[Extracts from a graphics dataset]
★ ★ ★ ★ ★ ★ ★
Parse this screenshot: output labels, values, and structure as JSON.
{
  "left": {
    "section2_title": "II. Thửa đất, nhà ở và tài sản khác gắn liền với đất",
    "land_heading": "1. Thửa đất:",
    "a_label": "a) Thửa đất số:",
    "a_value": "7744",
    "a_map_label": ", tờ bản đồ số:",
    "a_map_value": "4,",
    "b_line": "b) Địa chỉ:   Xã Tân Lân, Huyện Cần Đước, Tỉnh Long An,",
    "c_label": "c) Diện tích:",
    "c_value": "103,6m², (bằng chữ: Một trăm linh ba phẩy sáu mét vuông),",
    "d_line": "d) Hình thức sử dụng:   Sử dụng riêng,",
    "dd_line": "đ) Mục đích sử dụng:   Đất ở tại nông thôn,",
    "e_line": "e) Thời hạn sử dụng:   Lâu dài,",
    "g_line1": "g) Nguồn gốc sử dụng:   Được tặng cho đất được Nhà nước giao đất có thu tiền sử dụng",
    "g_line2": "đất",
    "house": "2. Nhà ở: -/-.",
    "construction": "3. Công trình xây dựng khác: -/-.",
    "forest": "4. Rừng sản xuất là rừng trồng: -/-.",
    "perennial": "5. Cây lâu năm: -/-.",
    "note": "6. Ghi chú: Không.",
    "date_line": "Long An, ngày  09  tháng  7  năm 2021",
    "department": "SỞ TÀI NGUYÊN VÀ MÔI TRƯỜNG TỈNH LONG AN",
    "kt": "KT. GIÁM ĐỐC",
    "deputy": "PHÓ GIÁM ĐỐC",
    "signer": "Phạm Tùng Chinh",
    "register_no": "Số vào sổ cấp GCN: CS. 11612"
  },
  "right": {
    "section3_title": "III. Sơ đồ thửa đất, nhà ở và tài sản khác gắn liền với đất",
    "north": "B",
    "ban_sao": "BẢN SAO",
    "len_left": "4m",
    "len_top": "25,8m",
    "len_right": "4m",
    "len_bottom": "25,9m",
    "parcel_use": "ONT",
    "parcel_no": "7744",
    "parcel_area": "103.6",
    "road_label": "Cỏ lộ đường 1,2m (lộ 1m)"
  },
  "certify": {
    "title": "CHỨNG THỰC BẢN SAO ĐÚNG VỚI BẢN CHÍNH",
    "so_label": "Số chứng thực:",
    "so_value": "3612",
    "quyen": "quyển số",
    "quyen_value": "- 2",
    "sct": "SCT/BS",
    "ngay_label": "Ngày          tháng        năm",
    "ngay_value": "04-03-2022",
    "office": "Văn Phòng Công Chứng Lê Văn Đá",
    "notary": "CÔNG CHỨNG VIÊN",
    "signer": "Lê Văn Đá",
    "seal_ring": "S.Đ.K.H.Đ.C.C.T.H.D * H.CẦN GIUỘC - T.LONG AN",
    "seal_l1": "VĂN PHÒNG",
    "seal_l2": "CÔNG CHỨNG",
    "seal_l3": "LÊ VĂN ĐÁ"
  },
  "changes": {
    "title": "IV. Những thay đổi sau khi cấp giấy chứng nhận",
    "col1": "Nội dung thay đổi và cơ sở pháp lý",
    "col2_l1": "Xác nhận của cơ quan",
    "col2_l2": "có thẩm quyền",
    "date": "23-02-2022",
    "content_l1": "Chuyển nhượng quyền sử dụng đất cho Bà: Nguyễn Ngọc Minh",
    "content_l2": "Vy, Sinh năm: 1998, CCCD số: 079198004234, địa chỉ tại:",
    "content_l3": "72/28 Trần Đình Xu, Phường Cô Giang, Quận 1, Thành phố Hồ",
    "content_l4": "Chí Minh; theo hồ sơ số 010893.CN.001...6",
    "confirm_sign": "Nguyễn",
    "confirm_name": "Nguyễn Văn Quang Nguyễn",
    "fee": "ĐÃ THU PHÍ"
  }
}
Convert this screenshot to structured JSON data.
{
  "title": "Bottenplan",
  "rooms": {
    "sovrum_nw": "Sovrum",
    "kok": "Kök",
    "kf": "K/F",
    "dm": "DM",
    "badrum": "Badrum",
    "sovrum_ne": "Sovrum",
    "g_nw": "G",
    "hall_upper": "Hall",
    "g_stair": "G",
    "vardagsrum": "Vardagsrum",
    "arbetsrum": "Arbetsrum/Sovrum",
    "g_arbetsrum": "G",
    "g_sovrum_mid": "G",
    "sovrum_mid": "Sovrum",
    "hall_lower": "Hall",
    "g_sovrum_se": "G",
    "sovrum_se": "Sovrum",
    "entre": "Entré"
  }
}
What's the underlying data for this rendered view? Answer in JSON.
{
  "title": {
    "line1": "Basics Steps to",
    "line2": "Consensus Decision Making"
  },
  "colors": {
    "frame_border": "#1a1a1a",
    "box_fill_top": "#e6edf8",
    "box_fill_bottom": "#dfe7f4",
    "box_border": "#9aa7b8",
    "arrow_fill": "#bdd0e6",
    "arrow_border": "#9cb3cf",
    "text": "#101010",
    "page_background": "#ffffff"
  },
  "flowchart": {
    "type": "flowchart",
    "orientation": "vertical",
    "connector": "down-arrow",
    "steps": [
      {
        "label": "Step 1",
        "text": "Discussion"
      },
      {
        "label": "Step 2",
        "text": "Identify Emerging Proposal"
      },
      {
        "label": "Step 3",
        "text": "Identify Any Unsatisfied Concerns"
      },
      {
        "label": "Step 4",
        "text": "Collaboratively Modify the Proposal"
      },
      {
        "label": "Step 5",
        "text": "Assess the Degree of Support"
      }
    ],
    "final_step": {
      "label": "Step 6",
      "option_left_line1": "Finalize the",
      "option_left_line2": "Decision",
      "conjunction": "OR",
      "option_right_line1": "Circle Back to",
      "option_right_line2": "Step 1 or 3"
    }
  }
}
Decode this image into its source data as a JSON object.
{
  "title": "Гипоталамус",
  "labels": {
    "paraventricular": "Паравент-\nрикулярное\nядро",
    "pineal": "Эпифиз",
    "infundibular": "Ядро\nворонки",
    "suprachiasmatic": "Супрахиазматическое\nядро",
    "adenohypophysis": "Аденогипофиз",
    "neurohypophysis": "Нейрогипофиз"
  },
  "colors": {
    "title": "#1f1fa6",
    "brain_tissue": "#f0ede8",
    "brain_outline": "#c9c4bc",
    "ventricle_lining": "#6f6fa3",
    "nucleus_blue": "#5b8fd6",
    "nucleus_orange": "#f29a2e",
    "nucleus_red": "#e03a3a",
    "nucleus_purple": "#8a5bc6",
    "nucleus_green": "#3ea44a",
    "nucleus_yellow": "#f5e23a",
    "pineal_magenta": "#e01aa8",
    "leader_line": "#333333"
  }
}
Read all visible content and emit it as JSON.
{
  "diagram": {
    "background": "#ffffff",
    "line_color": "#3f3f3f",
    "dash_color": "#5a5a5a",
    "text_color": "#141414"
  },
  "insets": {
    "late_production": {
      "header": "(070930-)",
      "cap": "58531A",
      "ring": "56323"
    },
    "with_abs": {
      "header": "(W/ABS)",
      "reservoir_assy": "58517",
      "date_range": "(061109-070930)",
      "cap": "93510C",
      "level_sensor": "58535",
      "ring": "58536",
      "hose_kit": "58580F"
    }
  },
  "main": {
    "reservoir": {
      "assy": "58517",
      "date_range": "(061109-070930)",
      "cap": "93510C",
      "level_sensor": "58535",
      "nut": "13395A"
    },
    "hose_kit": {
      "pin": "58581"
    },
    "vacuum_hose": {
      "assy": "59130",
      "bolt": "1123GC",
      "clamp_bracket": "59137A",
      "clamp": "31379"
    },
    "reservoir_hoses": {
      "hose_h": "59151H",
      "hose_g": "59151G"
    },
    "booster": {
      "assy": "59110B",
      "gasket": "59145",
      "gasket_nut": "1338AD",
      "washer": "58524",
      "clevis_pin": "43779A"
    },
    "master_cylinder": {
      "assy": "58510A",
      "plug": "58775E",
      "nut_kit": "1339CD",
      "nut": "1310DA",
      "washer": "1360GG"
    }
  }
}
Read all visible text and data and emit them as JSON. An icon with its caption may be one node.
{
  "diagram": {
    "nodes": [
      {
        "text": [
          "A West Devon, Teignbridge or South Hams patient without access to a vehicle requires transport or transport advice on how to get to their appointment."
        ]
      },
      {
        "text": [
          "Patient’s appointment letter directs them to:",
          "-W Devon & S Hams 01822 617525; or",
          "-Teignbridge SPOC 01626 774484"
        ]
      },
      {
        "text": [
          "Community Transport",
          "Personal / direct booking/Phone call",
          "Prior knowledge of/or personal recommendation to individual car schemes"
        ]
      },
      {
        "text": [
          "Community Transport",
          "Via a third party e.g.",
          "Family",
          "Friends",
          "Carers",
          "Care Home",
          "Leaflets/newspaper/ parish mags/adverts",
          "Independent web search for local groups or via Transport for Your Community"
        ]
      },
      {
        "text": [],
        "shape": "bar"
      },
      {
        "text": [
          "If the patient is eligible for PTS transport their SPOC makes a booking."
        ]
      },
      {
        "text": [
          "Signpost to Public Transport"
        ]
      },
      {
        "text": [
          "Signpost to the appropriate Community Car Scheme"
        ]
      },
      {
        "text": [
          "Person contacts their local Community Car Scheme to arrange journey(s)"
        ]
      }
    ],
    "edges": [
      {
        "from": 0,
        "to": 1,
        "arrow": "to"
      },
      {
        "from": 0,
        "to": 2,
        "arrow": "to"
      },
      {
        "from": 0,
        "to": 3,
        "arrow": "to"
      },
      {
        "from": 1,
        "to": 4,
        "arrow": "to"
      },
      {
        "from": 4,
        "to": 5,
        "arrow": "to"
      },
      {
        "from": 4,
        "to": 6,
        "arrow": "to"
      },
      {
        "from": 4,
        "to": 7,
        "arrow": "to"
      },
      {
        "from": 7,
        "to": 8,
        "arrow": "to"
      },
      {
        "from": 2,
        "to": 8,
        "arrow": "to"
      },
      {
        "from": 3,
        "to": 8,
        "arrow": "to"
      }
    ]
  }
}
★ ★ ★ ★ ★ ★ ★
YOUR OBJECTIVE:
Of the lines in the data above, how many contain the word "Signpost"? Give only that figure.

PROBLEM SOLUTION:
2